**Material to process**

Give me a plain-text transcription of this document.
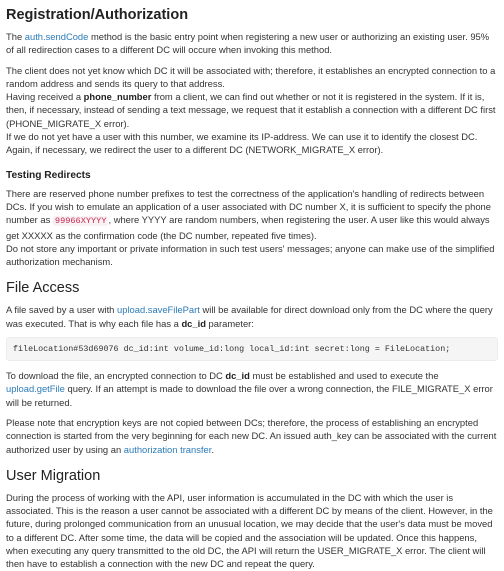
Registration/Authorization

The auth.sendCode method is the basic entry point when registering a new user or authorizing an existing user. 95% of all redirection cases to a different DC will occure when invoking this method.

The client does not yet know which DC it will be associated with; therefore, it establishes an encrypted connection to a random address and sends its query to that address.
Having received a phone_number from a client, we can find out whether or not it is registered in the system. If it is, then, if necessary, instead of sending a text message, we request that it establish a connection with a different DC first (PHONE_MIGRATE_X error).
If we do not yet have a user with this number, we examine its IP-address. We can use it to identify the closest DC. Again, if necessary, we redirect the user to a different DC (NETWORK_MIGRATE_X error).

Testing Redirects

There are reserved phone number prefixes to test the correctness of the application's handling of redirects between DCs. If you wish to emulate an application of a user associated with DC number X, it is sufficient to specify the phone number as 99966XYYYY , where YYYY are random numbers, when registering the user. A user like this would always get XXXXX as the confirmation code (the DC number, repeated five times).
Do not store any important or private information in such test users' messages; anyone can make use of the simplified authorization mechanism.

File Access

A file saved by a user with upload.saveFilePart will be available for direct download only from the DC where the query was executed. That is why each file has a dc_id parameter:

fileLocation#53d69076 dc_id:int volume_id:long local_id:int secret:long = FileLocation;

To download the file, an encrypted connection to DC dc_id must be established and used to execute the upload.getFile query. If an attempt is made to download the file over a wrong connection, the FILE_MIGRATE_X error will be returned.

Please note that encryption keys are not copied between DCs; therefore, the process of establishing an encrypted connection is started from the very beginning for each new DC. An issued auth_key can be associated with the current authorized user by using an authorization transfer.

User Migration

During the process of working with the API, user information is accumulated in the DC with which the user is associated. This is the reason a user cannot be associated with a different DC by means of the client. However, in the future, during prolonged communication from an unusual location, we may decide that the user's data must be moved to a different DC. After some time, the data will be copied and the association will be updated. Once this happens, when executing any query transmitted to the old DC, the API will return the USER_MIGRATE_X error. The client will then have to establish a connection with the new DC and repeat the query.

**Task**
All records must be output exactly as they are, except for the pictures, which are left out.

**Solution for this exercise**
Give me a plain-text transcription of this document.
Registration/Authorization

The auth.sendCode method is the basic entry point when registering a new user or authorizing an existing user. 95% of all redirection cases to a different DC will occure when invoking this method.

The client does not yet know which DC it will be associated with; therefore, it establishes an encrypted connection to a random address and sends its query to that address.
Having received a phone_number from a client, we can find out whether or not it is registered in the system. If it is, then, if necessary, instead of sending a text message, we request that it establish a connection with a different DC first (PHONE_MIGRATE_X error).
If we do not yet have a user with this number, we examine its IP-address. We can use it to identify the closest DC. Again, if necessary, we redirect the user to a different DC (NETWORK_MIGRATE_X error).

Testing Redirects

There are reserved phone number prefixes to test the correctness of the application's handling of redirects between DCs. If you wish to emulate an application of a user associated with DC number X, it is sufficient to specify the phone number as 99966XYYYY , where YYYY are random numbers, when registering the user. A user like this would always get XXXXX as the confirmation code (the DC number, repeated five times).
Do not store any important or private information in such test users' messages; anyone can make use of the simplified authorization mechanism.

File Access

A file saved by a user with upload.saveFilePart will be available for direct download only from the DC where the query was executed. That is why each file has a dc_id parameter:

fileLocation#53d69076 dc_id:int volume_id:long local_id:int secret:long = FileLocation;

To download the file, an encrypted connection to DC dc_id must be established and used to execute the upload.getFile query. If an attempt is made to download the file over a wrong connection, the FILE_MIGRATE_X error will be returned.

Please note that encryption keys are not copied between DCs; therefore, the process of establishing an encrypted connection is started from the very beginning for each new DC. An issued auth_key can be associated with the current authorized user by using an authorization transfer.

User Migration

During the process of working with the API, user information is accumulated in the DC with which the user is associated. This is the reason a user cannot be associated with a different DC by means of the client. However, in the future, during prolonged communication from an unusual location, we may decide that the user's data must be moved to a different DC. After some time, the data will be copied and the association will be updated. Once this happens, when executing any query transmitted to the old DC, the API will return the USER_MIGRATE_X error. The client will then have to establish a connection with the new DC and repeat the query.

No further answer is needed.